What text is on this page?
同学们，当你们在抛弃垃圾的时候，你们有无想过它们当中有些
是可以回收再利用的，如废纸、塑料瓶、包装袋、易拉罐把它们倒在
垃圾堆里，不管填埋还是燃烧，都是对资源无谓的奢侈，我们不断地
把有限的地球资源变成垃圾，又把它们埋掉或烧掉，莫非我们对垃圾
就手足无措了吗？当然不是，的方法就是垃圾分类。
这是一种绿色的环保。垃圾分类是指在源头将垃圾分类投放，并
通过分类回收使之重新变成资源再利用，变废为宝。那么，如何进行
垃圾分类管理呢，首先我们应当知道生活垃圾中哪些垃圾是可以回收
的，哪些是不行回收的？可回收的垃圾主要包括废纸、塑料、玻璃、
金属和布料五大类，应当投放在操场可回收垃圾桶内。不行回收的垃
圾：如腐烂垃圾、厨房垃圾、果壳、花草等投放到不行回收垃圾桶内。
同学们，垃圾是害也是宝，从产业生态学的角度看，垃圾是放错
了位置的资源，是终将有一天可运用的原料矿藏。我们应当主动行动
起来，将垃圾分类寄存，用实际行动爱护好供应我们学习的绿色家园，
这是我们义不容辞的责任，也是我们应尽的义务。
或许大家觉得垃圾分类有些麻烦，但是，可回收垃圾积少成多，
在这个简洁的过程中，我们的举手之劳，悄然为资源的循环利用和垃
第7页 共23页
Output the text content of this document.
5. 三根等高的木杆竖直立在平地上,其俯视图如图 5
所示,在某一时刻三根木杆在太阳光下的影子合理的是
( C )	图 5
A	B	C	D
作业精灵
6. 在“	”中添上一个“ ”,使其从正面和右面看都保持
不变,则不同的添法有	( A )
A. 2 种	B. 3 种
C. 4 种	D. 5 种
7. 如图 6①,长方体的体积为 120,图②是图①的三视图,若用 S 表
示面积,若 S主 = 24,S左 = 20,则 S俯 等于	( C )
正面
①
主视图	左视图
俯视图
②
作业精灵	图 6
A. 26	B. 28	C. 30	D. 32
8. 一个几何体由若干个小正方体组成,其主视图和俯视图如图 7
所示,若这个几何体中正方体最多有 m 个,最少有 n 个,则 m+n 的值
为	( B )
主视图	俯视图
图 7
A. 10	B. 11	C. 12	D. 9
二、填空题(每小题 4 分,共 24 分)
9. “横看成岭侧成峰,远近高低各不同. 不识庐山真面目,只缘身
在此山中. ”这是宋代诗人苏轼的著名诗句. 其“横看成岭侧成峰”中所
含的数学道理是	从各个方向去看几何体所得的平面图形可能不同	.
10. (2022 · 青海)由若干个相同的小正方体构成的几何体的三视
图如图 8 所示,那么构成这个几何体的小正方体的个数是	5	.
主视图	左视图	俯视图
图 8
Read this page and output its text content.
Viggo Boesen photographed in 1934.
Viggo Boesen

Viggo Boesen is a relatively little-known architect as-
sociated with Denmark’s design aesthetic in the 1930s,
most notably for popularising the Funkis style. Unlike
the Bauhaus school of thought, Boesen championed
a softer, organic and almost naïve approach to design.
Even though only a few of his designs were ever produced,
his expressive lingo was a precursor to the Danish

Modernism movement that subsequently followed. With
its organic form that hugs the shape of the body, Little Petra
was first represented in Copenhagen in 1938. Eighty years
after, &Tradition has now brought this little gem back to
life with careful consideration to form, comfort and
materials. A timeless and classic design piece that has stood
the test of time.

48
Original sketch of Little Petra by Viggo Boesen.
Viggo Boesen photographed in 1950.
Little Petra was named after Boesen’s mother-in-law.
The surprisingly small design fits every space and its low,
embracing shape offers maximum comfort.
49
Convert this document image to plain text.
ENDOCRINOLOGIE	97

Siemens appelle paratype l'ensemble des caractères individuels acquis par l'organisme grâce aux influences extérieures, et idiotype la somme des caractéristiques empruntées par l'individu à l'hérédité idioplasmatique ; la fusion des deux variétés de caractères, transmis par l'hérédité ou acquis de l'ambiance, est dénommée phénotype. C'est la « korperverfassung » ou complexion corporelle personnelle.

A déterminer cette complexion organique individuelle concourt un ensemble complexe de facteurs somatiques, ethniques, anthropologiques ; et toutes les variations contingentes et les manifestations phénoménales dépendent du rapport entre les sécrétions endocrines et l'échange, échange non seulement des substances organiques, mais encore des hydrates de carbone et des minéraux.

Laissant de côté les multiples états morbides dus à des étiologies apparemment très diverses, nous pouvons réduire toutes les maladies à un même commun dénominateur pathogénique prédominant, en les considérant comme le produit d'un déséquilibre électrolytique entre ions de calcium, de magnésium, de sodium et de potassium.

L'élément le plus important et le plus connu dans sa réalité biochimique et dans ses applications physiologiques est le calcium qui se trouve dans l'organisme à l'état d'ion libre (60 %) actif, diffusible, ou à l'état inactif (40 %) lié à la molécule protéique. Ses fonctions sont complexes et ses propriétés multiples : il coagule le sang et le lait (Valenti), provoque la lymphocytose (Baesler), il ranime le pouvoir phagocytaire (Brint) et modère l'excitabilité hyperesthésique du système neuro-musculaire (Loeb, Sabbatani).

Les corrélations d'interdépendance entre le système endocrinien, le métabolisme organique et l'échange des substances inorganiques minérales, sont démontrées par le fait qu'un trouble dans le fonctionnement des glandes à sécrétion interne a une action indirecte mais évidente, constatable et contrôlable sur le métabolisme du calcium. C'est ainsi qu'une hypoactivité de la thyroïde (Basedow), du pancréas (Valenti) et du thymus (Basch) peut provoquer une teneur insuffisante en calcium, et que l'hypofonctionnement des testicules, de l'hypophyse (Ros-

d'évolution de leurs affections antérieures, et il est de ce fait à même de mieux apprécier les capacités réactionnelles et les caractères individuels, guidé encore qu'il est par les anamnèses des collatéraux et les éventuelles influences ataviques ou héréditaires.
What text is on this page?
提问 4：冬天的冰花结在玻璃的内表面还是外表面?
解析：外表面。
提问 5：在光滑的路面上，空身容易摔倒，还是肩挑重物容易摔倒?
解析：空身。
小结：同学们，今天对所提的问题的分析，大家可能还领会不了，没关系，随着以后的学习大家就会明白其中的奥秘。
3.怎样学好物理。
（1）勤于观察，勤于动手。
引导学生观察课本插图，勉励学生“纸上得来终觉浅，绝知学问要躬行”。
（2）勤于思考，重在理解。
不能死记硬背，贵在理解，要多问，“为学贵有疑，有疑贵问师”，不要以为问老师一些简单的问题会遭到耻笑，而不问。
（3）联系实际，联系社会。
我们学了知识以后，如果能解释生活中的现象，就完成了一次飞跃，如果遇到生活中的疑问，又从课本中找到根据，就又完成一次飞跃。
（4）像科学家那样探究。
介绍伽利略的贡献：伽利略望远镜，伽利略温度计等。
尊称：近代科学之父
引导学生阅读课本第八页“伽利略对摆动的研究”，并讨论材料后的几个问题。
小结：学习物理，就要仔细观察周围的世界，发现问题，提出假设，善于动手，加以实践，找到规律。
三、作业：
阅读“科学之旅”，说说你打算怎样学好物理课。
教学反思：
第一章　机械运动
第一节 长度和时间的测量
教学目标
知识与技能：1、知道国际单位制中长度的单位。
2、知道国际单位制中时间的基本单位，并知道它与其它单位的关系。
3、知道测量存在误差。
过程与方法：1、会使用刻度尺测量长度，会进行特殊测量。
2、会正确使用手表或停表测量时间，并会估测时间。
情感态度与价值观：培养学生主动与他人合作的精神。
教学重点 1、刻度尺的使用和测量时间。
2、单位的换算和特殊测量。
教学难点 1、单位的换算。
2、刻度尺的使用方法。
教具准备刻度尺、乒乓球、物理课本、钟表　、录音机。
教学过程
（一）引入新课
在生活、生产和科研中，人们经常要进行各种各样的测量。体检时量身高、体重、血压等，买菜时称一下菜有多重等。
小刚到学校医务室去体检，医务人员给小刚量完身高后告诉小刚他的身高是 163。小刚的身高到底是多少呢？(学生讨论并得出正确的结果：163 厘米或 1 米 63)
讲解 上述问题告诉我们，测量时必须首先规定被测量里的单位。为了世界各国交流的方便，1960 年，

## [Task goal]
Provide only the count of lines in the data above that include the string "document".

## [Problem solution]
2